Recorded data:

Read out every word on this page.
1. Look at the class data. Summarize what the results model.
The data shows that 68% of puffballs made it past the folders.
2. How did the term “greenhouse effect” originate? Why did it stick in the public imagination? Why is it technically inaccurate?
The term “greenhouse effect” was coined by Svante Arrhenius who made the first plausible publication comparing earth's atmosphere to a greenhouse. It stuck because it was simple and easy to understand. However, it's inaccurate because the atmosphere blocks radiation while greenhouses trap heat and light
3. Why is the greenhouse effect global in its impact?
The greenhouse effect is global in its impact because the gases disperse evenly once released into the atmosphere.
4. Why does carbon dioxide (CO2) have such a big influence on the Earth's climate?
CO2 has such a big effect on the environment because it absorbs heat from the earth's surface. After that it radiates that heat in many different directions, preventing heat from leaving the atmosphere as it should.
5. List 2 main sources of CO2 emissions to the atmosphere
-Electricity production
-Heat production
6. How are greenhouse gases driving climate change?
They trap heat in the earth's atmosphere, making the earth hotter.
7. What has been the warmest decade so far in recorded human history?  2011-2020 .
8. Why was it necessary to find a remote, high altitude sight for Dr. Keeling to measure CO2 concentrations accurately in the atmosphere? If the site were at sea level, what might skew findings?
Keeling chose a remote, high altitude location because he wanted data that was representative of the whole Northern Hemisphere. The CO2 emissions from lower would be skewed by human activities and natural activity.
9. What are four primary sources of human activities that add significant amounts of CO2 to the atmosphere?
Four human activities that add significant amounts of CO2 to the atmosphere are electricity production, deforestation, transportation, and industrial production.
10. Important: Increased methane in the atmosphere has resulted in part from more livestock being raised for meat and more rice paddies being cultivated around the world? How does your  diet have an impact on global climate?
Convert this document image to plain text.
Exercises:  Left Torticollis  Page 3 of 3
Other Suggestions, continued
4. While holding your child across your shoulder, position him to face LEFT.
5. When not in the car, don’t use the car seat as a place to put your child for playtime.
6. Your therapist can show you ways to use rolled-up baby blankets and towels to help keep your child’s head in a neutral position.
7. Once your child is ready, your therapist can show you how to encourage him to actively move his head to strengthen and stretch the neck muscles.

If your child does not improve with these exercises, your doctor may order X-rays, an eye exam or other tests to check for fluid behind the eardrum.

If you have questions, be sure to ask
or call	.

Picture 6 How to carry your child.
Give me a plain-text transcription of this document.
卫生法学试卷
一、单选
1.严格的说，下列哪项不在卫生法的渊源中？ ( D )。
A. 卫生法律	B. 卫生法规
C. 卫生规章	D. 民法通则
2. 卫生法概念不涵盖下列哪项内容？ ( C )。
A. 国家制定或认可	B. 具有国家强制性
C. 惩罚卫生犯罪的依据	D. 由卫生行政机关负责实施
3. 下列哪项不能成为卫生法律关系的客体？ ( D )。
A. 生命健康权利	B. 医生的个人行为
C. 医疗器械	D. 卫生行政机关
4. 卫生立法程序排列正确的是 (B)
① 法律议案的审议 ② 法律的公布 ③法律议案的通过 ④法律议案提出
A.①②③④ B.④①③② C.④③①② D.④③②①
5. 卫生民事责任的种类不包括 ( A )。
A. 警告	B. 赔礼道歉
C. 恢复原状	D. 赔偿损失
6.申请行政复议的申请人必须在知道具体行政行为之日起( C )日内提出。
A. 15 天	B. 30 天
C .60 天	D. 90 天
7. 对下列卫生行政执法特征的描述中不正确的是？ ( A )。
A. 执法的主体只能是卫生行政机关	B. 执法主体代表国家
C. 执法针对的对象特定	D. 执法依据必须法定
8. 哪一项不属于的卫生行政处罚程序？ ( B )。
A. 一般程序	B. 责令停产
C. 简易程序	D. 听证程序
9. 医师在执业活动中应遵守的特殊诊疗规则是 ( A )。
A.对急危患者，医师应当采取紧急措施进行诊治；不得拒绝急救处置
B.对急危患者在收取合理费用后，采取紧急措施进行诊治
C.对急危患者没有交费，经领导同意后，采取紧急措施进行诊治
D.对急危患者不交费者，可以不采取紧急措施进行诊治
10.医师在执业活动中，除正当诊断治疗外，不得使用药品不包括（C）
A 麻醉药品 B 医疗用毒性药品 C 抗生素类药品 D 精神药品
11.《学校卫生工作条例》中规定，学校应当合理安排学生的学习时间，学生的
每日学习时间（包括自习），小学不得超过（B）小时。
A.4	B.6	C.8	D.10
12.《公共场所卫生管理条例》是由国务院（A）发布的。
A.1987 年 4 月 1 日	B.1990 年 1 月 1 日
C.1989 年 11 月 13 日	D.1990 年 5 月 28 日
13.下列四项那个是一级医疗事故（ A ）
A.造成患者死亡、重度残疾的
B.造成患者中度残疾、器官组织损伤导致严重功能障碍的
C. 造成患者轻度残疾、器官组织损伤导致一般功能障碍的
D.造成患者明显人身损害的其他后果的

▸ The exercise:
Extract, from the material above, each line holding the word "made".

▸ Correct result:
The data shows that 68% of puffballs made it past the folders.
The term “greenhouse effect” was coined by Svante Arrhenius who made the first plausible publication comparing earth's atmosphere to a greenhouse. It stuck because it was simple and easy to understand. However, it's inaccurate because the atmosphere blocks radiation while greenhouses trap heat and light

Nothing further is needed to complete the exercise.